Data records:
◆ ◆ ◆ ◆ ◆ ◆ ◆
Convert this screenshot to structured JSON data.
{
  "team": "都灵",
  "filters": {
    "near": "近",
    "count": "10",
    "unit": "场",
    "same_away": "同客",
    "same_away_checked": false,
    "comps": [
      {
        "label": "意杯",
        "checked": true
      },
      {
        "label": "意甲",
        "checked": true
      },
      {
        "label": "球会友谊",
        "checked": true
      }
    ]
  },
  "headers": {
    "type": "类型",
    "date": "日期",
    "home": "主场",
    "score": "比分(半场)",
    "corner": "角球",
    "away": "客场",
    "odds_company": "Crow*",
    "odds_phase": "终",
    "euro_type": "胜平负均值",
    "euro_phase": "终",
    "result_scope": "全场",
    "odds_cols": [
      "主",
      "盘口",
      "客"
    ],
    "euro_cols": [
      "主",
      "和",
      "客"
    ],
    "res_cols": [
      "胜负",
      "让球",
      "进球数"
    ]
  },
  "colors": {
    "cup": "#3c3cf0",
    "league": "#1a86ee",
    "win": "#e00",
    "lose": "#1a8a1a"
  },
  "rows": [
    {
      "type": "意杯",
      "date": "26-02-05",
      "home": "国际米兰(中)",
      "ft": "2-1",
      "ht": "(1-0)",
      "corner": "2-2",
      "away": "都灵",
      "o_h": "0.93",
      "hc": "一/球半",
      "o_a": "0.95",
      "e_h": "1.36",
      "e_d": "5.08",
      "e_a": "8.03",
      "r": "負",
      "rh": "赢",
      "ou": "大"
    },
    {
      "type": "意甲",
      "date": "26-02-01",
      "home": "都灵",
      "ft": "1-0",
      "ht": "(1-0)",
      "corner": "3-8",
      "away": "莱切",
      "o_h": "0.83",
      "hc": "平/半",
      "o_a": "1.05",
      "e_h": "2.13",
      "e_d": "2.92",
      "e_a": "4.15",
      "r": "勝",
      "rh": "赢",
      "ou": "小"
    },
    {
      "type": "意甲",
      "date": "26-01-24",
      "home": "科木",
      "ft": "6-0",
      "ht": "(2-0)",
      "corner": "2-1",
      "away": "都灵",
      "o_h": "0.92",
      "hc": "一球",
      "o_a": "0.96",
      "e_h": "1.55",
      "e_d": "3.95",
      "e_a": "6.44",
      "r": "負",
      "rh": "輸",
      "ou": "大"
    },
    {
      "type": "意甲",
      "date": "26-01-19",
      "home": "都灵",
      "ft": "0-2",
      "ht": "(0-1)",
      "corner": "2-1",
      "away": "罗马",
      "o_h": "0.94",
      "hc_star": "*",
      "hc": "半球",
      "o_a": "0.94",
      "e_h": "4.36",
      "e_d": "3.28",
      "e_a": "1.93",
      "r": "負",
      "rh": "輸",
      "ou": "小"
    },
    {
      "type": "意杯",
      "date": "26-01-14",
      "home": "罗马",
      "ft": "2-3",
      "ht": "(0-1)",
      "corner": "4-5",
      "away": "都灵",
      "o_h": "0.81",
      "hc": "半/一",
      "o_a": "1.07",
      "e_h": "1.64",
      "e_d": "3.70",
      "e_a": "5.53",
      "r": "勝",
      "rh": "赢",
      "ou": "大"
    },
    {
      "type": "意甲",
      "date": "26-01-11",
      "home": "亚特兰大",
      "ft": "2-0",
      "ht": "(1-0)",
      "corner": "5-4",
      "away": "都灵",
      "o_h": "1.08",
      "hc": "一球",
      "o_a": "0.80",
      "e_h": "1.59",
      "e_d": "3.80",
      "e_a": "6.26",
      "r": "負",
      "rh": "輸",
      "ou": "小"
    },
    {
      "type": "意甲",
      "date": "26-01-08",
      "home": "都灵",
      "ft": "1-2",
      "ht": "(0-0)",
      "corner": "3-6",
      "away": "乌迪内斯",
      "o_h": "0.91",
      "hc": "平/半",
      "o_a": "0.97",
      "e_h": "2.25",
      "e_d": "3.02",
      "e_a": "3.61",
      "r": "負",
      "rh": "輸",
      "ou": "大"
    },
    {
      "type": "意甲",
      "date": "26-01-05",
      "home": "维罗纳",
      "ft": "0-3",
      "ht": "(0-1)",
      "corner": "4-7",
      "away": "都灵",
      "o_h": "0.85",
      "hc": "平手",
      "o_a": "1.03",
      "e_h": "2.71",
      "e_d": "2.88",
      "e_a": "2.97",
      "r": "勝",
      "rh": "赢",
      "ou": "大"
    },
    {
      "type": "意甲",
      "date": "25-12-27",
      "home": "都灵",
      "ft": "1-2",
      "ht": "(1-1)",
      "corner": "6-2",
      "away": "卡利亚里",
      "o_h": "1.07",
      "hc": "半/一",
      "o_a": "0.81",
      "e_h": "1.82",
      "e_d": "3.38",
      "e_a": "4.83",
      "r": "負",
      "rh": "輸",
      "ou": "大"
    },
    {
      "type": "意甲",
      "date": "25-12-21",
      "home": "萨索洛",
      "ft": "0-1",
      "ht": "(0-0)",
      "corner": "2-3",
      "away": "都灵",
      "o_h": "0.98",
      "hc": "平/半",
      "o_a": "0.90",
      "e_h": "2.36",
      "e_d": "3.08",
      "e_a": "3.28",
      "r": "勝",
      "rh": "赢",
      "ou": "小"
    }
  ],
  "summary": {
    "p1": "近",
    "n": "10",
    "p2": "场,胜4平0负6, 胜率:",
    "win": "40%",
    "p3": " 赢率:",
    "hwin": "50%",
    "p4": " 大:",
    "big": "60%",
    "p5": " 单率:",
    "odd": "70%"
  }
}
◆ ◆ ◆ ◆ ◆ ◆ ◆
** Task to complete **
Check each line above for the word "date" and say how many have it, with nothing else.

** Output **
11